Set problem: Track down the lines that contain "Paesi" and copy them.

Records supplied:
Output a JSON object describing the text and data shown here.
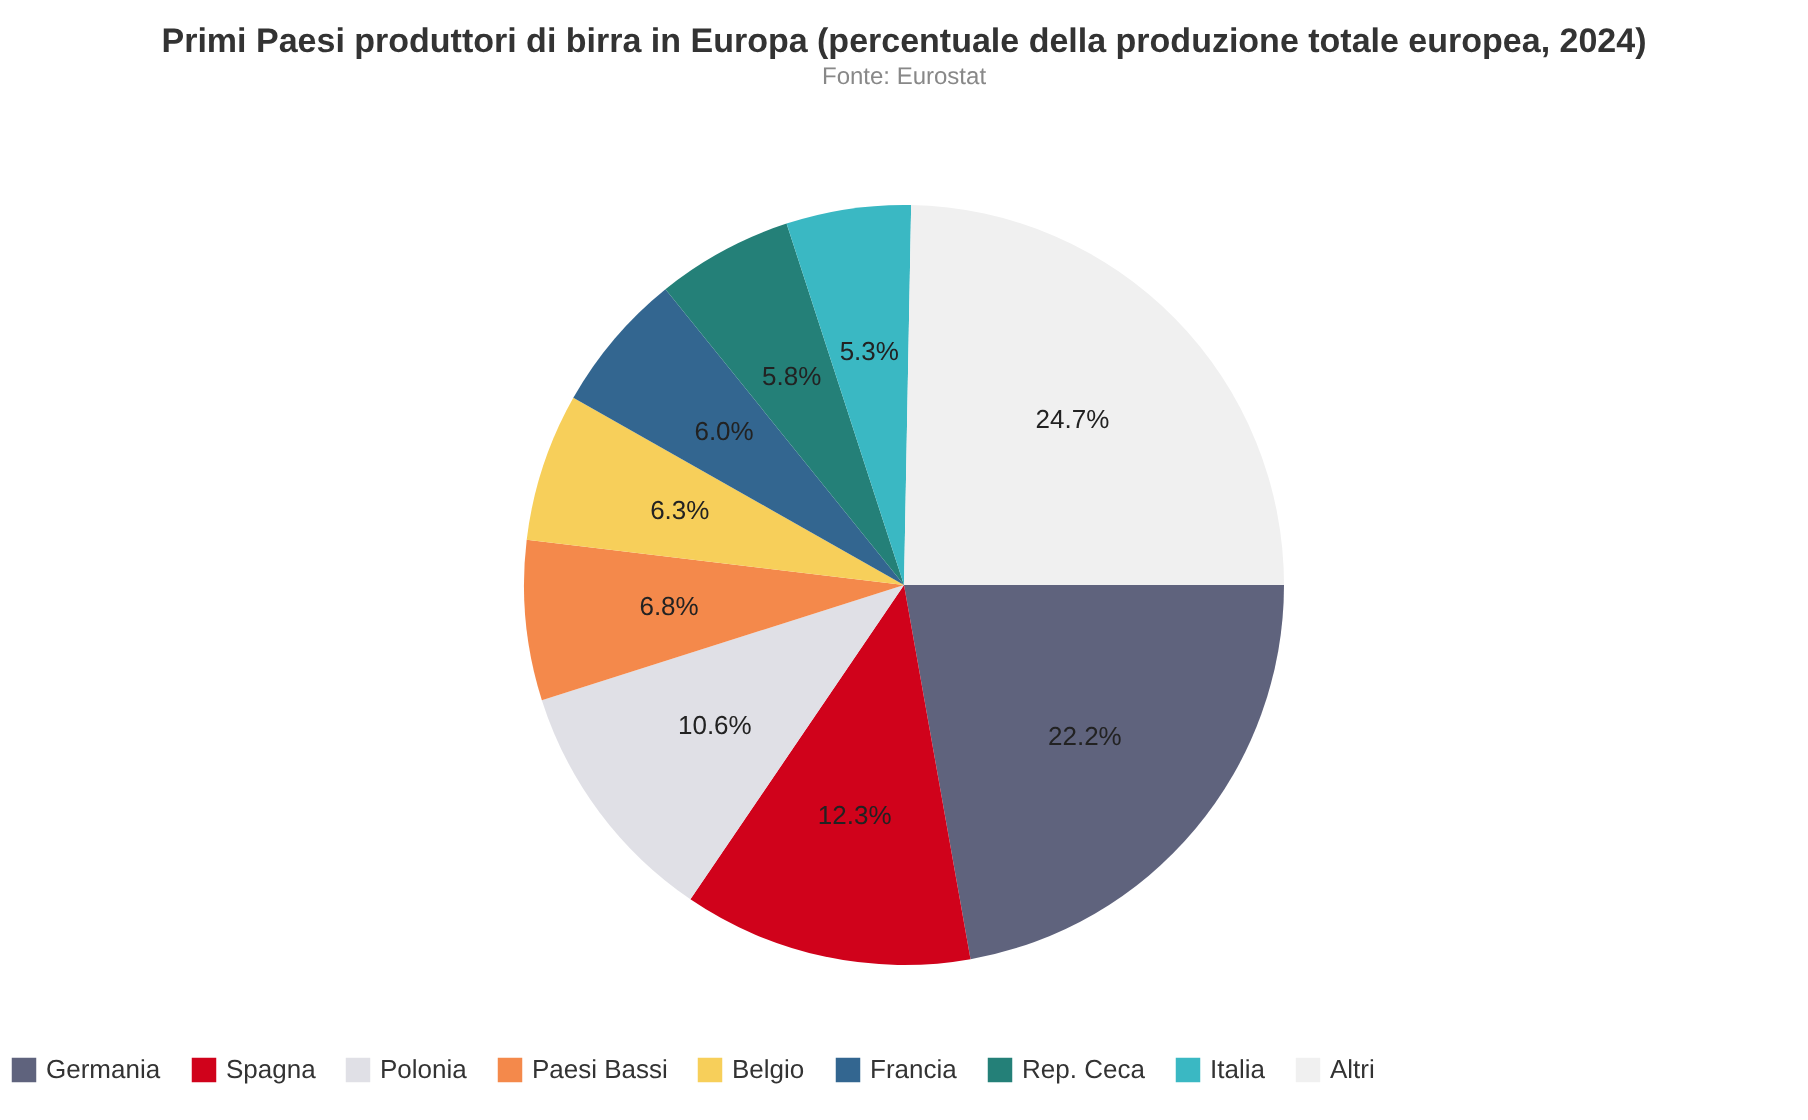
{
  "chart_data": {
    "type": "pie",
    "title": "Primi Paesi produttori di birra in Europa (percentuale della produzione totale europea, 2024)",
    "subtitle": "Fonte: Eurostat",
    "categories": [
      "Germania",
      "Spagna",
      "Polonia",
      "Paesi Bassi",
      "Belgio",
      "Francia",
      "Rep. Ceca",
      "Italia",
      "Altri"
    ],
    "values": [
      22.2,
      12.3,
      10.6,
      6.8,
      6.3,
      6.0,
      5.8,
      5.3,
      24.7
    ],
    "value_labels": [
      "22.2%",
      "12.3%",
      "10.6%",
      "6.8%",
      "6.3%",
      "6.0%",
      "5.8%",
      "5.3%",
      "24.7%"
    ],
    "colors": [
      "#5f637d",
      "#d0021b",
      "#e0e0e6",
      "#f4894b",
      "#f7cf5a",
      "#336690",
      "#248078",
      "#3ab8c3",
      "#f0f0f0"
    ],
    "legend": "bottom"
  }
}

Written answer:
    "title": "Primi Paesi produttori di birra in Europa (percentuale della produzione totale europea, 2024)",
      "Paesi Bassi",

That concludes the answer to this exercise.